Job:
Restate each entry word for word, leaving nothing out.

Material for this task:
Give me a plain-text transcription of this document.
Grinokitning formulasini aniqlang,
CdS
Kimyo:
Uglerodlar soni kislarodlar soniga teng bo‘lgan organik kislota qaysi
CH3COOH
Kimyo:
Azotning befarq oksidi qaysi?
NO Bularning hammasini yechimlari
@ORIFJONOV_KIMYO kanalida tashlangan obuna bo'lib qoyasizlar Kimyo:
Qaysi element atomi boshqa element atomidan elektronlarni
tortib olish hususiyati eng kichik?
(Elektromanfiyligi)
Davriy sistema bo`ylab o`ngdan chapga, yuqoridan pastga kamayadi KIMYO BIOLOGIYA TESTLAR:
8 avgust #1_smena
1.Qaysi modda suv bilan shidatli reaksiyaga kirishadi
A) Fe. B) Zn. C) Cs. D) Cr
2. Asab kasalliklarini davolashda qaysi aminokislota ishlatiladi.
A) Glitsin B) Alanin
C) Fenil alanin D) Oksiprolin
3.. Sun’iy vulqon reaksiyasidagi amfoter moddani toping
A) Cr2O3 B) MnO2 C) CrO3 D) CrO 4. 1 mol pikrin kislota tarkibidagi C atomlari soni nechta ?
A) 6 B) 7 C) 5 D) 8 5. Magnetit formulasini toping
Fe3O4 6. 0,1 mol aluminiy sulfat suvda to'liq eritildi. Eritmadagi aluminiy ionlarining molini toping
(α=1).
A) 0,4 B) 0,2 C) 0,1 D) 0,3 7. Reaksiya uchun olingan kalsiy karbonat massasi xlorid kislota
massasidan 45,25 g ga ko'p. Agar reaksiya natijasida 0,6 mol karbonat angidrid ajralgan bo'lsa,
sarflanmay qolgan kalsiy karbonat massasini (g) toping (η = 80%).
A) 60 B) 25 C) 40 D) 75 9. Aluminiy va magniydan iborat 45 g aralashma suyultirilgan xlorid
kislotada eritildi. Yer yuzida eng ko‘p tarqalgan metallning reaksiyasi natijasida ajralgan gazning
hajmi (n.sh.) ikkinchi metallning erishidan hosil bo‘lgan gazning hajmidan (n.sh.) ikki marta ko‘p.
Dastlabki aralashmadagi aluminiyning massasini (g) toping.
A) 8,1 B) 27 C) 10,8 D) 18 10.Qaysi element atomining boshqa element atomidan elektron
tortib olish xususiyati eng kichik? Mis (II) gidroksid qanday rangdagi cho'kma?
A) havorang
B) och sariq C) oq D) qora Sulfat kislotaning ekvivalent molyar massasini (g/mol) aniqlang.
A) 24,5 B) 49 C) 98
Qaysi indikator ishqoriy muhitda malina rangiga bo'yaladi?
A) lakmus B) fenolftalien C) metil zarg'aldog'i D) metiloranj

Written answer:
Give me a plain-text transcription of this document.
Grinokitning formulasini aniqlang,
CdS
Kimyo:
Uglerodlar soni kislarodlar soniga teng bo‘lgan organik kislota qaysi
CH3COOH
Kimyo:
Azotning befarq oksidi qaysi?
NO Bularning hammasini yechimlari
@ORIFJONOV_KIMYO kanalida tashlangan obuna bo'lib qoyasizlar Kimyo:
Qaysi element atomi boshqa element atomidan elektronlarni
tortib olish hususiyati eng kichik?
(Elektromanfiyligi)
Davriy sistema bo`ylab o`ngdan chapga, yuqoridan pastga kamayadi KIMYO BIOLOGIYA TESTLAR:
8 avgust #1_smena
1.Qaysi modda suv bilan shidatli reaksiyaga kirishadi
A) Fe. B) Zn. C) Cs. D) Cr
2. Asab kasalliklarini davolashda qaysi aminokislota ishlatiladi.
A) Glitsin B) Alanin
C) Fenil alanin D) Oksiprolin
3.. Sun’iy vulqon reaksiyasidagi amfoter moddani toping
A) Cr2O3 B) MnO2 C) CrO3 D) CrO 4. 1 mol pikrin kislota tarkibidagi C atomlari soni nechta ?
A) 6 B) 7 C) 5 D) 8 5. Magnetit formulasini toping
Fe3O4 6. 0,1 mol aluminiy sulfat suvda to'liq eritildi. Eritmadagi aluminiy ionlarining molini toping
(α=1).
A) 0,4 B) 0,2 C) 0,1 D) 0,3 7. Reaksiya uchun olingan kalsiy karbonat massasi xlorid kislota
massasidan 45,25 g ga ko'p. Agar reaksiya natijasida 0,6 mol karbonat angidrid ajralgan bo'lsa,
sarflanmay qolgan kalsiy karbonat massasini (g) toping (η = 80%).
A) 60 B) 25 C) 40 D) 75 9. Aluminiy va magniydan iborat 45 g aralashma suyultirilgan xlorid
kislotada eritildi. Yer yuzida eng ko‘p tarqalgan metallning reaksiyasi natijasida ajralgan gazning
hajmi (n.sh.) ikkinchi metallning erishidan hosil bo‘lgan gazning hajmidan (n.sh.) ikki marta ko‘p.
Dastlabki aralashmadagi aluminiyning massasini (g) toping.
A) 8,1 B) 27 C) 10,8 D) 18 10.Qaysi element atomining boshqa element atomidan elektron
tortib olish xususiyati eng kichik? Mis (II) gidroksid qanday rangdagi cho'kma?
A) havorang
B) och sariq C) oq D) qora Sulfat kislotaning ekvivalent molyar massasini (g/mol) aniqlang.
A) 24,5 B) 49 C) 98
Qaysi indikator ishqoriy muhitda malina rangiga bo'yaladi?
A) lakmus B) fenolftalien C) metil zarg'aldog'i D) metiloranj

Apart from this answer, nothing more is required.